### Exercise
Your task is to reproduce the material exactly.

### Dataset listings of figures
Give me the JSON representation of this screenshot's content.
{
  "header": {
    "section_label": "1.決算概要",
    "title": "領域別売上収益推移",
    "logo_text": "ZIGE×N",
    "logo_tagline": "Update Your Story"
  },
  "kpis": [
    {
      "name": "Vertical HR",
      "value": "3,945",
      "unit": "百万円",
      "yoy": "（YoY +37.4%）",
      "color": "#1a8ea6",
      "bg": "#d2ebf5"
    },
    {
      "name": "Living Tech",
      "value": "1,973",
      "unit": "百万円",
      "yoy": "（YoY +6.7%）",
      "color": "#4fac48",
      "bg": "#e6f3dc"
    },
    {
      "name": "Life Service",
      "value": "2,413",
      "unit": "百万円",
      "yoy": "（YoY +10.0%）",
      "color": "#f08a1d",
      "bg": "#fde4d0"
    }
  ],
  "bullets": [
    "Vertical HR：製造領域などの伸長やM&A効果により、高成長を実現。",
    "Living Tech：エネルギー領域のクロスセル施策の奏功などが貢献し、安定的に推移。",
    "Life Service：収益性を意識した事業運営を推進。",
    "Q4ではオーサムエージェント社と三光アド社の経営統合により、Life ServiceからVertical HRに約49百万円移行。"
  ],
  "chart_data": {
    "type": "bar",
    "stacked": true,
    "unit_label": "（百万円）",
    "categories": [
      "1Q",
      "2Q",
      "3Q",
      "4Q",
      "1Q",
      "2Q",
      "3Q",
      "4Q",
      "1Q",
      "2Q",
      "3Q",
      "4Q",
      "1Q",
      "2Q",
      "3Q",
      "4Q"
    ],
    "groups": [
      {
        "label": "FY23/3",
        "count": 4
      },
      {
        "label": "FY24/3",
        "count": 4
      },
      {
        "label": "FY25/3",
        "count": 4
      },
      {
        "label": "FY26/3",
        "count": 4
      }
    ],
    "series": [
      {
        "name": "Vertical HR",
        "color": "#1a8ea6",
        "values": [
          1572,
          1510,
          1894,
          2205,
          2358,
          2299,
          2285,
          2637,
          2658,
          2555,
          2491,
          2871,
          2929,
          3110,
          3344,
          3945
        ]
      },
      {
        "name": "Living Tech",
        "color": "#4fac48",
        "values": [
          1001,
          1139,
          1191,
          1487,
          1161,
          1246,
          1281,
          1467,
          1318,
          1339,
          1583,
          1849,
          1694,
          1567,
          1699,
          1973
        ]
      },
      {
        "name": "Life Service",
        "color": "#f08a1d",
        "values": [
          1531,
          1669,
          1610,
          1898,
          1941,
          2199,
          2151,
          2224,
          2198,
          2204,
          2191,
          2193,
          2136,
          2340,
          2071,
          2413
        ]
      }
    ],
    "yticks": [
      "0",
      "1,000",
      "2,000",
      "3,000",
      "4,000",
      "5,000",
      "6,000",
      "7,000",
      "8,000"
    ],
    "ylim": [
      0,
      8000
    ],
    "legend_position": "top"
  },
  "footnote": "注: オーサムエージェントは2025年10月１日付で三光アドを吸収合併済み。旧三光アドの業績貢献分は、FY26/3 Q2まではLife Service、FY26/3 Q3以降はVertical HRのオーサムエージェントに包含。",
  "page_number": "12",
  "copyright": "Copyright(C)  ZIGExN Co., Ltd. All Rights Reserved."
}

### Problem solution
Give me the JSON representation of this screenshot's content.
{
  "header": {
    "section_label": "1.決算概要",
    "title": "領域別売上収益推移",
    "logo_text": "ZIGE×N",
    "logo_tagline": "Update Your Story"
  },
  "kpis": [
    {
      "name": "Vertical HR",
      "value": "3,945",
      "unit": "百万円",
      "yoy": "（YoY +37.4%）",
      "color": "#1a8ea6",
      "bg": "#d2ebf5"
    },
    {
      "name": "Living Tech",
      "value": "1,973",
      "unit": "百万円",
      "yoy": "（YoY +6.7%）",
      "color": "#4fac48",
      "bg": "#e6f3dc"
    },
    {
      "name": "Life Service",
      "value": "2,413",
      "unit": "百万円",
      "yoy": "（YoY +10.0%）",
      "color": "#f08a1d",
      "bg": "#fde4d0"
    }
  ],
  "bullets": [
    "Vertical HR：製造領域などの伸長やM&A効果により、高成長を実現。",
    "Living Tech：エネルギー領域のクロスセル施策の奏功などが貢献し、安定的に推移。",
    "Life Service：収益性を意識した事業運営を推進。",
    "Q4ではオーサムエージェント社と三光アド社の経営統合により、Life ServiceからVertical HRに約49百万円移行。"
  ],
  "chart_data": {
    "type": "bar",
    "stacked": true,
    "unit_label": "（百万円）",
    "categories": [
      "1Q",
      "2Q",
      "3Q",
      "4Q",
      "1Q",
      "2Q",
      "3Q",
      "4Q",
      "1Q",
      "2Q",
      "3Q",
      "4Q",
      "1Q",
      "2Q",
      "3Q",
      "4Q"
    ],
    "groups": [
      {
        "label": "FY23/3",
        "count": 4
      },
      {
        "label": "FY24/3",
        "count": 4
      },
      {
        "label": "FY25/3",
        "count": 4
      },
      {
        "label": "FY26/3",
        "count": 4
      }
    ],
    "series": [
      {
        "name": "Vertical HR",
        "color": "#1a8ea6",
        "values": [
          1572,
          1510,
          1894,
          2205,
          2358,
          2299,
          2285,
          2637,
          2658,
          2555,
          2491,
          2871,
          2929,
          3110,
          3344,
          3945
        ]
      },
      {
        "name": "Living Tech",
        "color": "#4fac48",
        "values": [
          1001,
          1139,
          1191,
          1487,
          1161,
          1246,
          1281,
          1467,
          1318,
          1339,
          1583,
          1849,
          1694,
          1567,
          1699,
          1973
        ]
      },
      {
        "name": "Life Service",
        "color": "#f08a1d",
        "values": [
          1531,
          1669,
          1610,
          1898,
          1941,
          2199,
          2151,
          2224,
          2198,
          2204,
          2191,
          2193,
          2136,
          2340,
          2071,
          2413
        ]
      }
    ],
    "yticks": [
      "0",
      "1,000",
      "2,000",
      "3,000",
      "4,000",
      "5,000",
      "6,000",
      "7,000",
      "8,000"
    ],
    "ylim": [
      0,
      8000
    ],
    "legend_position": "top"
  },
  "footnote": "注: オーサムエージェントは2025年10月１日付で三光アドを吸収合併済み。旧三光アドの業績貢献分は、FY26/3 Q2まではLife Service、FY26/3 Q3以降はVertical HRのオーサムエージェントに包含。",
  "page_number": "12",
  "copyright": "Copyright(C)  ZIGExN Co., Ltd. All Rights Reserved."
}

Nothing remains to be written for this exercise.